(RECORDS PROVIDED):
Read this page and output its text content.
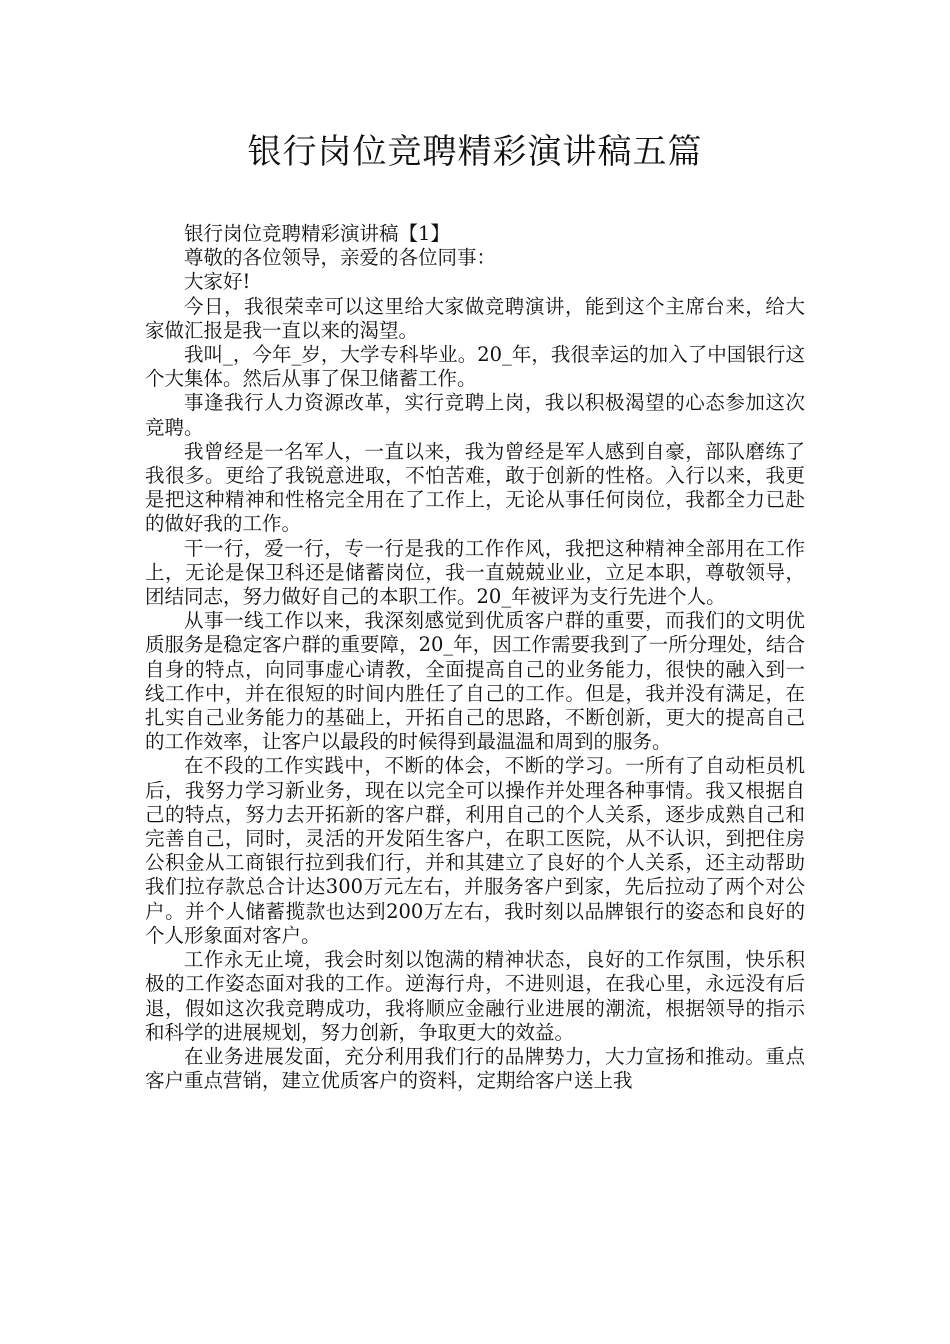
银行岗位竞聘精彩演讲稿五篇

银行岗位竞聘精彩演讲稿【1】

尊敬的各位领导，亲爱的各位同事：

大家好!

今日，我很荣幸可以这里给大家做竞聘演讲，能到这个主席台来，给大家做汇报是我一直以来的渴望。

我叫_，今年_岁，大学专科毕业。20_年，我很幸运的加入了中国银行这个大集体。然后从事了保卫储蓄工作。

事逢我行人力资源改革，实行竞聘上岗，我以积极渴望的心态参加这次竞聘。

我曾经是一名军人，一直以来，我为曾经是军人感到自豪，部队磨练了我很多。更给了我锐意进取，不怕苦难，敢于创新的性格。入行以来，我更是把这种精神和性格完全用在了工作上，无论从事任何岗位，我都全力已赴的做好我的工作。

干一行，爱一行，专一行是我的工作作风，我把这种精神全部用在工作上，无论是保卫科还是储蓄岗位，我一直兢兢业业，立足本职，尊敬领导，团结同志，努力做好自己的本职工作。20_年被评为支行先进个人。

从事一线工作以来，我深刻感觉到优质客户群的重要，而我们的文明优质服务是稳定客户群的重要障，20_年，因工作需要我到了一所分理处，结合自身的特点，向同事虚心请教，全面提高自己的业务能力，很快的融入到一线工作中，并在很短的时间内胜任了自己的工作。但是，我并没有满足，在扎实自己业务能力的基础上，开拓自己的思路，不断创新，更大的提高自己的工作效率，让客户以最段的时候得到最温温和周到的服务。

在不段的工作实践中，不断的体会，不断的学习。一所有了自动柜员机后，我努力学习新业务，现在以完全可以操作并处理各种事情。我又根据自己的特点，努力去开拓新的客户群，利用自己的个人关系，逐步成熟自己和完善自己，同时，灵活的开发陌生客户，在职工医院，从不认识，到把住房公积金从工商银行拉到我们行，并和其建立了良好的个人关系，还主动帮助我们拉存款总合计达300万元左右，并服务客户到家，先后拉动了两个对公户。并个人储蓄揽款也达到200万左右，我时刻以品牌银行的姿态和良好的个人形象面对客户。

工作永无止境，我会时刻以饱满的精神状态，良好的工作氛围，快乐积极的工作姿态面对我的工作。逆海行舟，不进则退，在我心里，永远没有后退，假如这次我竞聘成功，我将顺应金融行业进展的潮流，根据领导的指示和科学的进展规划，努力创新，争取更大的效益。

在业务进展发面，充分利用我们行的品牌势力，大力宣扬和推动。重点客户重点营销，建立优质客户的资料，定期给客户送上我
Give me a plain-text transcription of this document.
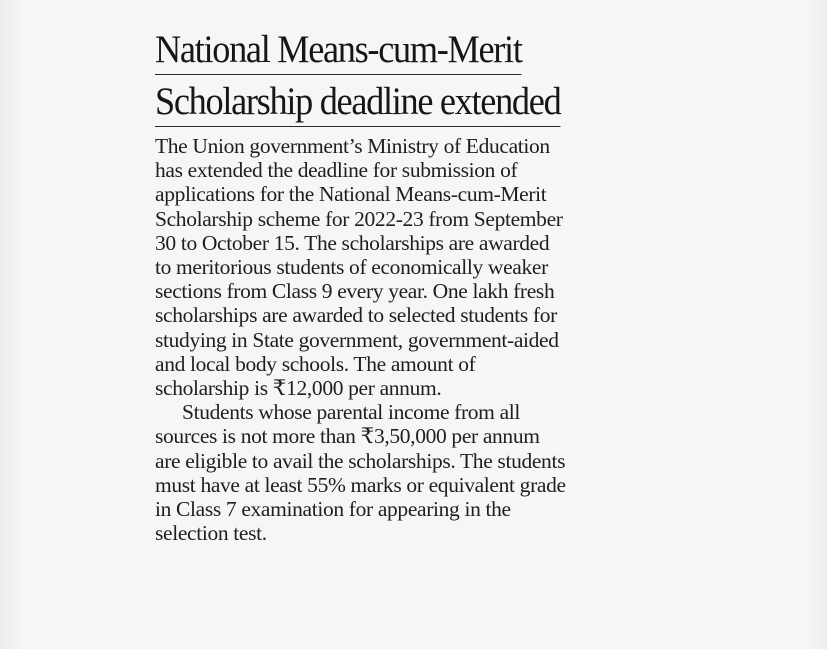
National Means-cum-Merit
Scholarship deadline extended
The Union government’s Ministry of Education
has extended the deadline for submission of
applications for the National Means-cum-Merit
Scholarship scheme for 2022-23 from September
30 to October 15. The scholarships are awarded
to meritorious students of economically weaker
sections from Class 9 every year. One lakh fresh
scholarships are awarded to selected students for
studying in State government, government-aided
and local body schools. The amount of
scholarship is ₹12,000 per annum.
Students whose parental income from all
sources is not more than ₹3,50,000 per annum
are eligible to avail the scholarships. The students
must have at least 55% marks or equivalent grade
in Class 7 examination for appearing in the
selection test.
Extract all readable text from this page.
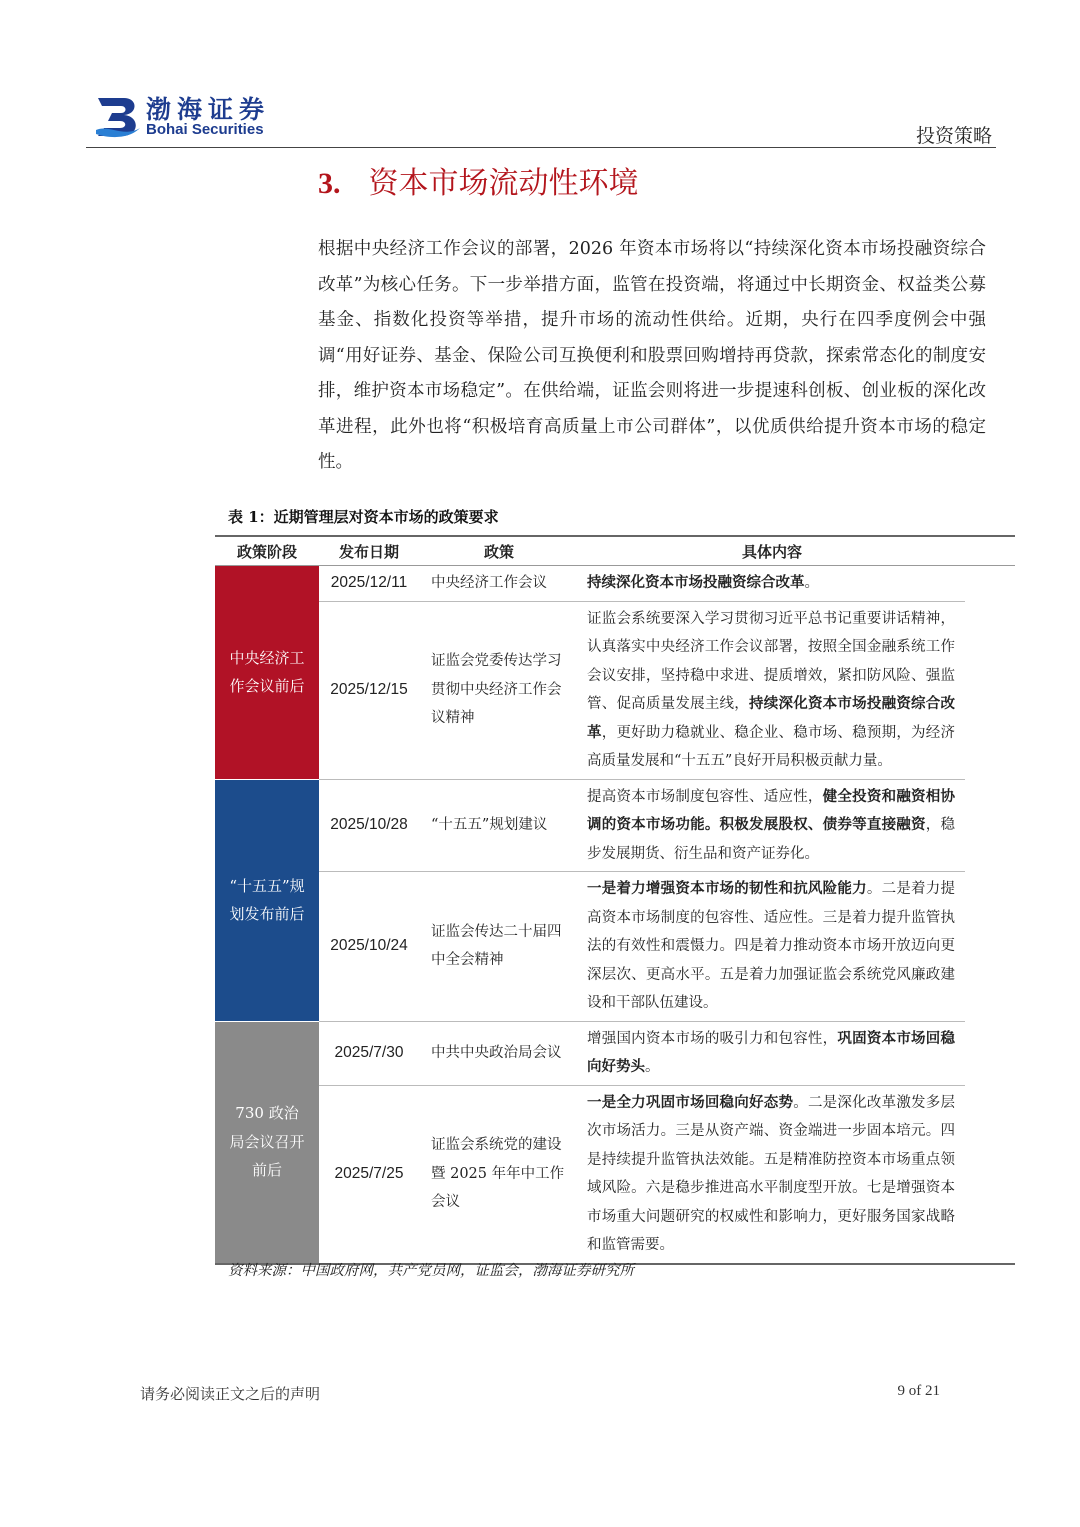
渤海证券
Bohai Securities	投资策略
3. 资本市场流动性环境

根据中央经济工作会议的部署，2026 年资本市场将以“持续深化资本市场投融资综合改革”为核心任务。下一步举措方面，监管在投资端，将通过中长期资金、权益类公募基金、指数化投资等举措，提升市场的流动性供给。近期，央行在四季度例会中强调“用好证券、基金、保险公司互换便利和股票回购增持再贷款，探索常态化的制度安排，维护资本市场稳定”。在供给端，证监会则将进一步提速科创板、创业板的深化改革进程，此外也将“积极培育高质量上市公司群体”，以优质供给提升资本市场的稳定性。

表 1：近期管理层对资本市场的政策要求
政策阶段	发布日期	政策	具体内容	
中央经济工作会议前后	2025/12/11	中央经济工作会议	持续深化资本市场投融资综合改革。	
	2025/12/15	证监会党委传达学习贯彻中央经济工作会议精神	证监会系统要深入学习贯彻习近平总书记重要讲话精神，认真落实中央经济工作会议部署，按照全国金融系统工作会议安排，坚持稳中求进、提质增效，紧扣防风险、强监管、促高质量发展主线，持续深化资本市场投融资综合改革，更好助力稳就业、稳企业、稳市场、稳预期，为经济高质量发展和“十五五”良好开局积极贡献力量。	
“十五五”规划发布前后	2025/10/28	“十五五”规划建议	提高资本市场制度包容性、适应性，健全投资和融资相协调的资本市场功能。积极发展股权、债券等直接融资，稳步发展期货、衍生品和资产证券化。	
	2025/10/24	证监会传达二十届四中全会精神	一是着力增强资本市场的韧性和抗风险能力。二是着力提高资本市场制度的包容性、适应性。三是着力提升监管执法的有效性和震慑力。四是着力推动资本市场开放迈向更深层次、更高水平。五是着力加强证监会系统党风廉政建设和干部队伍建设。	
730 政治局会议召开前后	2025/7/30	中共中央政治局会议	增强国内资本市场的吸引力和包容性，巩固资本市场回稳向好势头。	
	2025/7/25	证监会系统党的建设暨 2025 年年中工作会议	一是全力巩固市场回稳向好态势。二是深化改革激发多层次市场活力。三是从资产端、资金端进一步固本培元。四是持续提升监管执法效能。五是精准防控资本市场重点领域风险。六是稳步推进高水平制度型开放。七是增强资本市场重大问题研究的权威性和影响力，更好服务国家战略和监管需要。	
资料来源：中国政府网，共产党员网，证监会，渤海证券研究所
请务必阅读正文之后的声明	9 of 21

(EXERCISE OBJECTIVE): The records above need to be given again exactly. Omit the pictures.

(REPLY TO THE EXERCISE):
Read this page and output its text content.
银行岗位竞聘精彩演讲稿五篇

银行岗位竞聘精彩演讲稿【1】

尊敬的各位领导，亲爱的各位同事：

大家好!

今日，我很荣幸可以这里给大家做竞聘演讲，能到这个主席台来，给大家做汇报是我一直以来的渴望。

我叫_，今年_岁，大学专科毕业。20_年，我很幸运的加入了中国银行这个大集体。然后从事了保卫储蓄工作。

事逢我行人力资源改革，实行竞聘上岗，我以积极渴望的心态参加这次竞聘。

我曾经是一名军人，一直以来，我为曾经是军人感到自豪，部队磨练了我很多。更给了我锐意进取，不怕苦难，敢于创新的性格。入行以来，我更是把这种精神和性格完全用在了工作上，无论从事任何岗位，我都全力已赴的做好我的工作。

干一行，爱一行，专一行是我的工作作风，我把这种精神全部用在工作上，无论是保卫科还是储蓄岗位，我一直兢兢业业，立足本职，尊敬领导，团结同志，努力做好自己的本职工作。20_年被评为支行先进个人。

从事一线工作以来，我深刻感觉到优质客户群的重要，而我们的文明优质服务是稳定客户群的重要障，20_年，因工作需要我到了一所分理处，结合自身的特点，向同事虚心请教，全面提高自己的业务能力，很快的融入到一线工作中，并在很短的时间内胜任了自己的工作。但是，我并没有满足，在扎实自己业务能力的基础上，开拓自己的思路，不断创新，更大的提高自己的工作效率，让客户以最段的时候得到最温温和周到的服务。

在不段的工作实践中，不断的体会，不断的学习。一所有了自动柜员机后，我努力学习新业务，现在以完全可以操作并处理各种事情。我又根据自己的特点，努力去开拓新的客户群，利用自己的个人关系，逐步成熟自己和完善自己，同时，灵活的开发陌生客户，在职工医院，从不认识，到把住房公积金从工商银行拉到我们行，并和其建立了良好的个人关系，还主动帮助我们拉存款总合计达300万元左右，并服务客户到家，先后拉动了两个对公户。并个人储蓄揽款也达到200万左右，我时刻以品牌银行的姿态和良好的个人形象面对客户。

工作永无止境，我会时刻以饱满的精神状态，良好的工作氛围，快乐积极的工作姿态面对我的工作。逆海行舟，不进则退，在我心里，永远没有后退，假如这次我竞聘成功，我将顺应金融行业进展的潮流，根据领导的指示和科学的进展规划，努力创新，争取更大的效益。

在业务进展发面，充分利用我们行的品牌势力，大力宣扬和推动。重点客户重点营销，建立优质客户的资料，定期给客户送上我
Give me a plain-text transcription of this document.
National Means-cum-Merit
Scholarship deadline extended
The Union government’s Ministry of Education
has extended the deadline for submission of
applications for the National Means-cum-Merit
Scholarship scheme for 2022-23 from September
30 to October 15. The scholarships are awarded
to meritorious students of economically weaker
sections from Class 9 every year. One lakh fresh
scholarships are awarded to selected students for
studying in State government, government-aided
and local body schools. The amount of
scholarship is ₹12,000 per annum.
Students whose parental income from all
sources is not more than ₹3,50,000 per annum
are eligible to avail the scholarships. The students
must have at least 55% marks or equivalent grade
in Class 7 examination for appearing in the
selection test.
Extract all readable text from this page.
渤海证券
Bohai Securities	投资策略
3. 资本市场流动性环境

根据中央经济工作会议的部署，2026 年资本市场将以“持续深化资本市场投融资综合改革”为核心任务。下一步举措方面，监管在投资端，将通过中长期资金、权益类公募基金、指数化投资等举措，提升市场的流动性供给。近期，央行在四季度例会中强调“用好证券、基金、保险公司互换便利和股票回购增持再贷款，探索常态化的制度安排，维护资本市场稳定”。在供给端，证监会则将进一步提速科创板、创业板的深化改革进程，此外也将“积极培育高质量上市公司群体”，以优质供给提升资本市场的稳定性。

表 1：近期管理层对资本市场的政策要求
政策阶段	发布日期	政策	具体内容	
中央经济工作会议前后	2025/12/11	中央经济工作会议	持续深化资本市场投融资综合改革。	
	2025/12/15	证监会党委传达学习贯彻中央经济工作会议精神	证监会系统要深入学习贯彻习近平总书记重要讲话精神，认真落实中央经济工作会议部署，按照全国金融系统工作会议安排，坚持稳中求进、提质增效，紧扣防风险、强监管、促高质量发展主线，持续深化资本市场投融资综合改革，更好助力稳就业、稳企业、稳市场、稳预期，为经济高质量发展和“十五五”良好开局积极贡献力量。	
“十五五”规划发布前后	2025/10/28	“十五五”规划建议	提高资本市场制度包容性、适应性，健全投资和融资相协调的资本市场功能。积极发展股权、债券等直接融资，稳步发展期货、衍生品和资产证券化。	
	2025/10/24	证监会传达二十届四中全会精神	一是着力增强资本市场的韧性和抗风险能力。二是着力提高资本市场制度的包容性、适应性。三是着力提升监管执法的有效性和震慑力。四是着力推动资本市场开放迈向更深层次、更高水平。五是着力加强证监会系统党风廉政建设和干部队伍建设。	
730 政治局会议召开前后	2025/7/30	中共中央政治局会议	增强国内资本市场的吸引力和包容性，巩固资本市场回稳向好势头。	
	2025/7/25	证监会系统党的建设暨 2025 年年中工作会议	一是全力巩固市场回稳向好态势。二是深化改革激发多层次市场活力。三是从资产端、资金端进一步固本培元。四是持续提升监管执法效能。五是精准防控资本市场重点领域风险。六是稳步推进高水平制度型开放。七是增强资本市场重大问题研究的权威性和影响力，更好服务国家战略和监管需要。	
资料来源：中国政府网，共产党员网，证监会，渤海证券研究所
请务必阅读正文之后的声明	9 of 21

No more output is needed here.